Dataset entries:
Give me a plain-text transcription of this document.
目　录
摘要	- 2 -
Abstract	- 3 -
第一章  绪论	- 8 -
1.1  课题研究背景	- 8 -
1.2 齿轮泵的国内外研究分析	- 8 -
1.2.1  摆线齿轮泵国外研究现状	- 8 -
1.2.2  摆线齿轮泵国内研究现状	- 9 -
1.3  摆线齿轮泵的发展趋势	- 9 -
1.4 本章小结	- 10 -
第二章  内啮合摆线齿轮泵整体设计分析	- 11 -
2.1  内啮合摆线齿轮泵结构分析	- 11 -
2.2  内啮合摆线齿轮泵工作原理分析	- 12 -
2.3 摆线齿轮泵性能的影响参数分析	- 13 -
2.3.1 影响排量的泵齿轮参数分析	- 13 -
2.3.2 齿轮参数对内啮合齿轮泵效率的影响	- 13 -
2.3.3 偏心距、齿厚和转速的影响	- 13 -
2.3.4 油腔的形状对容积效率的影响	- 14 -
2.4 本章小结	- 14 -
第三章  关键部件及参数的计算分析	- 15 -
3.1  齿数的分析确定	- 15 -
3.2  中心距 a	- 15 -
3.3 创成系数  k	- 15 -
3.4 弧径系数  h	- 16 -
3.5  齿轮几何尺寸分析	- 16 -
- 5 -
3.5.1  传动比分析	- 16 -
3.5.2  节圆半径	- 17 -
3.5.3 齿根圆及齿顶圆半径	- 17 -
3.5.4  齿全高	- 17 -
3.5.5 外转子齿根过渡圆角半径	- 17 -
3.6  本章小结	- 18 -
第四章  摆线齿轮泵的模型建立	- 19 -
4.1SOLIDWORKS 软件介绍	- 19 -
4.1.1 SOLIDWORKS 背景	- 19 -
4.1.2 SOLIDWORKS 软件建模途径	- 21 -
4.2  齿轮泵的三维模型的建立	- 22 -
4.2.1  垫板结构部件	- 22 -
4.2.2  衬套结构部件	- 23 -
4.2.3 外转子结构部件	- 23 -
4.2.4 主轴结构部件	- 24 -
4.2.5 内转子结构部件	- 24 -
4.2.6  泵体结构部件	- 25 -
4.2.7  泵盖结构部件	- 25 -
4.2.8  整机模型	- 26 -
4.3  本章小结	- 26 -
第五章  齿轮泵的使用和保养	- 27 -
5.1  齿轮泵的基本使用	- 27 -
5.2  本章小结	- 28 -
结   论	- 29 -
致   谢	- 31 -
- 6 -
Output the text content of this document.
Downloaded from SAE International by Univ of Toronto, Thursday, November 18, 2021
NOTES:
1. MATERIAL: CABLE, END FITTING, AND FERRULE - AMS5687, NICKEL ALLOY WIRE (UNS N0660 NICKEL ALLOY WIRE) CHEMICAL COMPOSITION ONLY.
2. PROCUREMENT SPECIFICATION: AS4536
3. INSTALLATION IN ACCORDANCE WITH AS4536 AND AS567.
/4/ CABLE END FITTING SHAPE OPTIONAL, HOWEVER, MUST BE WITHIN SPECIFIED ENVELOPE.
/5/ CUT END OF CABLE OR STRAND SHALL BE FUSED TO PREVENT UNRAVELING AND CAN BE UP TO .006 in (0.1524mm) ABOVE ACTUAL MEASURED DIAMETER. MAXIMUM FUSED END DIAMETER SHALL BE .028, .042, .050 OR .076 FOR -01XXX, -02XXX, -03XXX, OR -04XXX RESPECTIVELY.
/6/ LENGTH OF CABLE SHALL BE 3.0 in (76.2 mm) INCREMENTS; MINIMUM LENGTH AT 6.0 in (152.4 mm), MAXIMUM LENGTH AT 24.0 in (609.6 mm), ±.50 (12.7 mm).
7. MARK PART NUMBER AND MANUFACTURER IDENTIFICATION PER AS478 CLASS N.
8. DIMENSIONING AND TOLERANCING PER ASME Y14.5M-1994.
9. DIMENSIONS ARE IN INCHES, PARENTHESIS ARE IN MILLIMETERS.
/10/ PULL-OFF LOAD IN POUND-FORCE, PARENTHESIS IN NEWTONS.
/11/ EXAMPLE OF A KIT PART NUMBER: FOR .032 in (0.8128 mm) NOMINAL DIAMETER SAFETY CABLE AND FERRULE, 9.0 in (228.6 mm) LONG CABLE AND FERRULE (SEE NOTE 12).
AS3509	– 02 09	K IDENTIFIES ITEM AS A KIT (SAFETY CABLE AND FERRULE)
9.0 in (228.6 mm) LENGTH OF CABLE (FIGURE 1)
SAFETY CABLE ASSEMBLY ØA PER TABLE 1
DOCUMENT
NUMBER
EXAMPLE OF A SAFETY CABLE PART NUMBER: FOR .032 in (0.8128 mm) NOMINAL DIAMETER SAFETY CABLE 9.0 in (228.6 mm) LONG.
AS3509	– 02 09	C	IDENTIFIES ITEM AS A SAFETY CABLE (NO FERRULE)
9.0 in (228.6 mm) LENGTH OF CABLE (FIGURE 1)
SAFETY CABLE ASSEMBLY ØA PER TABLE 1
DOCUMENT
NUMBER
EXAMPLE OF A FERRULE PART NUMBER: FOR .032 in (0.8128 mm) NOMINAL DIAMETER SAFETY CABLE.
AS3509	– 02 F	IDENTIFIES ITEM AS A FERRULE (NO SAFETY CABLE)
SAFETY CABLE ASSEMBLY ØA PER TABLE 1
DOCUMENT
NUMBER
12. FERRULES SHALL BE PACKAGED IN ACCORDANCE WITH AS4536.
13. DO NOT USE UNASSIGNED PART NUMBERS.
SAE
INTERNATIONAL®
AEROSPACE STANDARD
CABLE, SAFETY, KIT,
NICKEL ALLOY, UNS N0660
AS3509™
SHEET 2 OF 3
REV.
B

WORK TO BE COMPLETED: Give back each line above precisely as it stands.

SOLUTION FOR THIS PROBLEM:
Give me a plain-text transcription of this document.
目　录
摘要	- 2 -
Abstract	- 3 -
第一章  绪论	- 8 -
1.1  课题研究背景	- 8 -
1.2 齿轮泵的国内外研究分析	- 8 -
1.2.1  摆线齿轮泵国外研究现状	- 8 -
1.2.2  摆线齿轮泵国内研究现状	- 9 -
1.3  摆线齿轮泵的发展趋势	- 9 -
1.4 本章小结	- 10 -
第二章  内啮合摆线齿轮泵整体设计分析	- 11 -
2.1  内啮合摆线齿轮泵结构分析	- 11 -
2.2  内啮合摆线齿轮泵工作原理分析	- 12 -
2.3 摆线齿轮泵性能的影响参数分析	- 13 -
2.3.1 影响排量的泵齿轮参数分析	- 13 -
2.3.2 齿轮参数对内啮合齿轮泵效率的影响	- 13 -
2.3.3 偏心距、齿厚和转速的影响	- 13 -
2.3.4 油腔的形状对容积效率的影响	- 14 -
2.4 本章小结	- 14 -
第三章  关键部件及参数的计算分析	- 15 -
3.1  齿数的分析确定	- 15 -
3.2  中心距 a	- 15 -
3.3 创成系数  k	- 15 -
3.4 弧径系数  h	- 16 -
3.5  齿轮几何尺寸分析	- 16 -
- 5 -
3.5.1  传动比分析	- 16 -
3.5.2  节圆半径	- 17 -
3.5.3 齿根圆及齿顶圆半径	- 17 -
3.5.4  齿全高	- 17 -
3.5.5 外转子齿根过渡圆角半径	- 17 -
3.6  本章小结	- 18 -
第四章  摆线齿轮泵的模型建立	- 19 -
4.1SOLIDWORKS 软件介绍	- 19 -
4.1.1 SOLIDWORKS 背景	- 19 -
4.1.2 SOLIDWORKS 软件建模途径	- 21 -
4.2  齿轮泵的三维模型的建立	- 22 -
4.2.1  垫板结构部件	- 22 -
4.2.2  衬套结构部件	- 23 -
4.2.3 外转子结构部件	- 23 -
4.2.4 主轴结构部件	- 24 -
4.2.5 内转子结构部件	- 24 -
4.2.6  泵体结构部件	- 25 -
4.2.7  泵盖结构部件	- 25 -
4.2.8  整机模型	- 26 -
4.3  本章小结	- 26 -
第五章  齿轮泵的使用和保养	- 27 -
5.1  齿轮泵的基本使用	- 27 -
5.2  本章小结	- 28 -
结   论	- 29 -
致   谢	- 31 -
- 6 -
Output the text content of this document.
Downloaded from SAE International by Univ of Toronto, Thursday, November 18, 2021
NOTES:
1. MATERIAL: CABLE, END FITTING, AND FERRULE - AMS5687, NICKEL ALLOY WIRE (UNS N0660 NICKEL ALLOY WIRE) CHEMICAL COMPOSITION ONLY.
2. PROCUREMENT SPECIFICATION: AS4536
3. INSTALLATION IN ACCORDANCE WITH AS4536 AND AS567.
/4/ CABLE END FITTING SHAPE OPTIONAL, HOWEVER, MUST BE WITHIN SPECIFIED ENVELOPE.
/5/ CUT END OF CABLE OR STRAND SHALL BE FUSED TO PREVENT UNRAVELING AND CAN BE UP TO .006 in (0.1524mm) ABOVE ACTUAL MEASURED DIAMETER. MAXIMUM FUSED END DIAMETER SHALL BE .028, .042, .050 OR .076 FOR -01XXX, -02XXX, -03XXX, OR -04XXX RESPECTIVELY.
/6/ LENGTH OF CABLE SHALL BE 3.0 in (76.2 mm) INCREMENTS; MINIMUM LENGTH AT 6.0 in (152.4 mm), MAXIMUM LENGTH AT 24.0 in (609.6 mm), ±.50 (12.7 mm).
7. MARK PART NUMBER AND MANUFACTURER IDENTIFICATION PER AS478 CLASS N.
8. DIMENSIONING AND TOLERANCING PER ASME Y14.5M-1994.
9. DIMENSIONS ARE IN INCHES, PARENTHESIS ARE IN MILLIMETERS.
/10/ PULL-OFF LOAD IN POUND-FORCE, PARENTHESIS IN NEWTONS.
/11/ EXAMPLE OF A KIT PART NUMBER: FOR .032 in (0.8128 mm) NOMINAL DIAMETER SAFETY CABLE AND FERRULE, 9.0 in (228.6 mm) LONG CABLE AND FERRULE (SEE NOTE 12).
AS3509	– 02 09	K IDENTIFIES ITEM AS A KIT (SAFETY CABLE AND FERRULE)
9.0 in (228.6 mm) LENGTH OF CABLE (FIGURE 1)
SAFETY CABLE ASSEMBLY ØA PER TABLE 1
DOCUMENT
NUMBER
EXAMPLE OF A SAFETY CABLE PART NUMBER: FOR .032 in (0.8128 mm) NOMINAL DIAMETER SAFETY CABLE 9.0 in (228.6 mm) LONG.
AS3509	– 02 09	C	IDENTIFIES ITEM AS A SAFETY CABLE (NO FERRULE)
9.0 in (228.6 mm) LENGTH OF CABLE (FIGURE 1)
SAFETY CABLE ASSEMBLY ØA PER TABLE 1
DOCUMENT
NUMBER
EXAMPLE OF A FERRULE PART NUMBER: FOR .032 in (0.8128 mm) NOMINAL DIAMETER SAFETY CABLE.
AS3509	– 02 F	IDENTIFIES ITEM AS A FERRULE (NO SAFETY CABLE)
SAFETY CABLE ASSEMBLY ØA PER TABLE 1
DOCUMENT
NUMBER
12. FERRULES SHALL BE PACKAGED IN ACCORDANCE WITH AS4536.
13. DO NOT USE UNASSIGNED PART NUMBERS.
SAE
INTERNATIONAL®
AEROSPACE STANDARD
CABLE, SAFETY, KIT,
NICKEL ALLOY, UNS N0660
AS3509™
SHEET 2 OF 3
REV.
B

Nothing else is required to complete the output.